● **TEXTO DE LEITURA**
- - -

Protestos nas plataformas e gritos de “Ôôô, pro Grajaú eu vou!”, seguidos pela rejeição ao pedido de seguranças para que desembarcassem do trem – registrados em vídeos que circulam pelas redes sociais –, revelam o sentimento de angústia de passageiros das linhas 8-Diamante e 9-Esmeralda, da ViaMobilidade, que têm amargado o aumento expressivo no número de falhas desde que a concessionária assumiu a operação das linhas, em 27 de janeiro.
O maior intervalo entre trens, a velocidade reduzida e o tempo de paradas prolongado são os resultados mais comuns desses problemas. À população de 1,1 milhão de pessoas que usam as duas linhas por dia, além dos vagões abarrotados, isso significa viagens consideravelmente mais longas, portanto horas perdidas no transporte público semana a semana.
Nos dois meses a partir do início da concessão, segundo a própria ViaMobilidade, foram 30 falhas relevantes para a circulação dos trens. A quantidade é consideravelmente superior à registrada no mesmo período do ano passado – e ainda assim contestada por sindicatos representantes dos trabalhadores sobre trilhos, que alegam que os problemas são ainda mais frequentes.
Acerca da alta registrada, a concessionária afirma que possui um diagnóstico da atual estrutura das linhas, e que “já deu início ao plano de ação de antecipação de investimentos”.
A efeito de comparação, entre 27 de janeiro e 27 de março de 2021, sob a gestão da CPTM (Companhia Paulista de Trens Metropolitanos), foram oito falhas nas duas linhas, segundo o Sindicato dos Trabalhadores em Empresas Ferroviárias da Zona Central do Brasil.
Considerados os dados do sindicato e da concessionária para os dois períodos, que seguem o mesmo critério para a documentação dessas falhas, o aumento este ano foi de 275%.
Em mais de dois meses desde a concessão, os problemas variaram entre falhas elétricas, falhas em equipamentos, nos freios, nas vias, princípios de incêndio, furtos de cabo de energia e até uma colisão de um trem contra a plataforma na estação Júlio Prestes, quando três passageiros foram encaminhados ao hospital, mas ninguém se feriu.
Para Sergio Ejzenberg, engenheiro e mestre em Transportes pela Escola Politécnica da USP, e perito em investigação de acidentes, somente um estudo acerca dessas falhas pode revelar as causas, que podem decorrer de uma série de fatores.
Entre eles, cita o professor, o treinamento insuficiente, jornadas exaustivas de trabalho, manutenção inadequada dos equipamentos e a inexperiência na gestão dos trens metropolitanos são motivos possíveis.

- - -

Dados de previsão de caixas delimitadoras:
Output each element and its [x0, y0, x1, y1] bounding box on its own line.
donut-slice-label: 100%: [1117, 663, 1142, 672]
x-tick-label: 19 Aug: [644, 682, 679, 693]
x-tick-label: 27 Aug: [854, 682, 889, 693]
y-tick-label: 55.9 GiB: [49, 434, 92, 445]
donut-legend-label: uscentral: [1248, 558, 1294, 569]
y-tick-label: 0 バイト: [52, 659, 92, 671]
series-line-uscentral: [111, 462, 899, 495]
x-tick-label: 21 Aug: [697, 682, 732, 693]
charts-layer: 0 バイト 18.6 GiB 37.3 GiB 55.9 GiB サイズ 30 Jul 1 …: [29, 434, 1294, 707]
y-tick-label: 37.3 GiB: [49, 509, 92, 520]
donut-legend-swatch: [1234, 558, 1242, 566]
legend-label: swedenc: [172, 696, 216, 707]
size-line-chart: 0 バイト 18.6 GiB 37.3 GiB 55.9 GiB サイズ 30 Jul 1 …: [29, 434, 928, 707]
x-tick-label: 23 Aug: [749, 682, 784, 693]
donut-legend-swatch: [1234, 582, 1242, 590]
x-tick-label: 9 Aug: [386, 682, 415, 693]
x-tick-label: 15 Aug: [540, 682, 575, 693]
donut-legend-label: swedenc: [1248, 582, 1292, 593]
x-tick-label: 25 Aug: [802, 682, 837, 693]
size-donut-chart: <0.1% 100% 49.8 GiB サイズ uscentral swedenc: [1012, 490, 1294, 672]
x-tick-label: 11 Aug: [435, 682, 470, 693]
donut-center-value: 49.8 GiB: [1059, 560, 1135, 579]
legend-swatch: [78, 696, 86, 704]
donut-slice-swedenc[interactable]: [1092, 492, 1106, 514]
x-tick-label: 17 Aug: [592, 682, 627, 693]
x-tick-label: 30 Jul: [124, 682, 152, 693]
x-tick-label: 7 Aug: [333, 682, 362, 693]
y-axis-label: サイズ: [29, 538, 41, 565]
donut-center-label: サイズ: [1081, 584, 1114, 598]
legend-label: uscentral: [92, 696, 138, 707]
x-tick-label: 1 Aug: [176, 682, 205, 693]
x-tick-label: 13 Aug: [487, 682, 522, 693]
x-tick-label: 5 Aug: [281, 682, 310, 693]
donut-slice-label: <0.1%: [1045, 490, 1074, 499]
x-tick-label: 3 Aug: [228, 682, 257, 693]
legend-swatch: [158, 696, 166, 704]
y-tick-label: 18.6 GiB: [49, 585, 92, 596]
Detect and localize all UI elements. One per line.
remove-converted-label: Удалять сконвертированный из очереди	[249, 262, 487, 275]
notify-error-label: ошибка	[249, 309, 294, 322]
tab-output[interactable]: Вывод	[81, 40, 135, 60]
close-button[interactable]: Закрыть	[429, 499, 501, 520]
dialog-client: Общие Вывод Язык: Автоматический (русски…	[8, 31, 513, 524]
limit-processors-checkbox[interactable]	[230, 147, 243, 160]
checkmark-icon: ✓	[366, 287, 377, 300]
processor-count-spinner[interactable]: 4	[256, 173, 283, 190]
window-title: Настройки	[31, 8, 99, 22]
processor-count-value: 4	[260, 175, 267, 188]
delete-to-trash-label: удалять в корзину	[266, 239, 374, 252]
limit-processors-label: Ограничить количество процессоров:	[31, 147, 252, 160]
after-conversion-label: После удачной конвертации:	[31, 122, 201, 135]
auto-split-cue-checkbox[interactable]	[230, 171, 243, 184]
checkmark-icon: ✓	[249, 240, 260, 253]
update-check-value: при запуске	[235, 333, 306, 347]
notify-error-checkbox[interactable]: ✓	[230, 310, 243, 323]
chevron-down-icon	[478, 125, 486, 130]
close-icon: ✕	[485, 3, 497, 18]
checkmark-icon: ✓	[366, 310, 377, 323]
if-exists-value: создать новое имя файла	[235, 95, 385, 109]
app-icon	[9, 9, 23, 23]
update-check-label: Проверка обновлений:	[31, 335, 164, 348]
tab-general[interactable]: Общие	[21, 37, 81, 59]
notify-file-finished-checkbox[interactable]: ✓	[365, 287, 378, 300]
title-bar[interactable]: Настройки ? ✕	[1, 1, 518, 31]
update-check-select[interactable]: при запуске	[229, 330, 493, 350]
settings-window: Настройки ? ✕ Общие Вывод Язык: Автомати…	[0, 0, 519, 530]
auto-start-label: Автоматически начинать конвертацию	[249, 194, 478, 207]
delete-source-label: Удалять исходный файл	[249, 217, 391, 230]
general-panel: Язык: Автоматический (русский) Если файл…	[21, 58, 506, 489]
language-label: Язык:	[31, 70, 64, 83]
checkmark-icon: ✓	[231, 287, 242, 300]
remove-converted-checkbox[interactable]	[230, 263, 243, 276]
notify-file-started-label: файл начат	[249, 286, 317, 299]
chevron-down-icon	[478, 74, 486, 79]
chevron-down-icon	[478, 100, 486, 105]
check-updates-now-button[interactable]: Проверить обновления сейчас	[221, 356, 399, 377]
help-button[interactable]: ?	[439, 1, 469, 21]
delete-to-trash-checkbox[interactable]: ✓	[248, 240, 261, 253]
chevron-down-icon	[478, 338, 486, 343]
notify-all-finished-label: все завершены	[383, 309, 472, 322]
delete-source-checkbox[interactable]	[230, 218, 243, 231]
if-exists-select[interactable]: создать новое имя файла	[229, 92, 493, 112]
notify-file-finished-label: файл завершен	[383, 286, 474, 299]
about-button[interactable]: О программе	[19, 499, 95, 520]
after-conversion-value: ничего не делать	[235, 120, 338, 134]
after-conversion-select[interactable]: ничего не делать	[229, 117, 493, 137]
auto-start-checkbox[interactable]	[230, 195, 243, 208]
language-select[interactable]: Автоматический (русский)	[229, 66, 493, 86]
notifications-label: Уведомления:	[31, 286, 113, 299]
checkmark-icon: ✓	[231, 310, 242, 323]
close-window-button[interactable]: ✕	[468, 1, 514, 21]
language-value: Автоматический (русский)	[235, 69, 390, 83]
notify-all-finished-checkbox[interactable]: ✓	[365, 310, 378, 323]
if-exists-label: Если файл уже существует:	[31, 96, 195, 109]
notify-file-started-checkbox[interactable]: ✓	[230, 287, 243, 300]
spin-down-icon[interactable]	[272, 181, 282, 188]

- - -

● **INSTRUÇÕES DO EXERCÍCIO**
a) De acordo com o texto sobre as falhas nas linhas 8-Diamante e 9-Esmeralda, em que data a ViaMobilidade assumiu a operação dessas linhas?
b) Transcreva, do texto sobre as falhas nas linhas 8-Diamante e 9-Esmeralda, o trecho que se inicia com as palavras "Para Sergio Ejzenberg, engenheiro" e se encerra com "série de fatores.".

● **RESPOSTAS NUMERADAS**
a) Em 27 de janeiro.

b)
Para Sergio Ejzenberg, engenheiro e mestre em Transportes pela Escola Politécnica da USP, e perito em investigação de acidentes, somente um estudo acerca dessas falhas pode revelar as causas, que podem decorrer de uma série de fatores.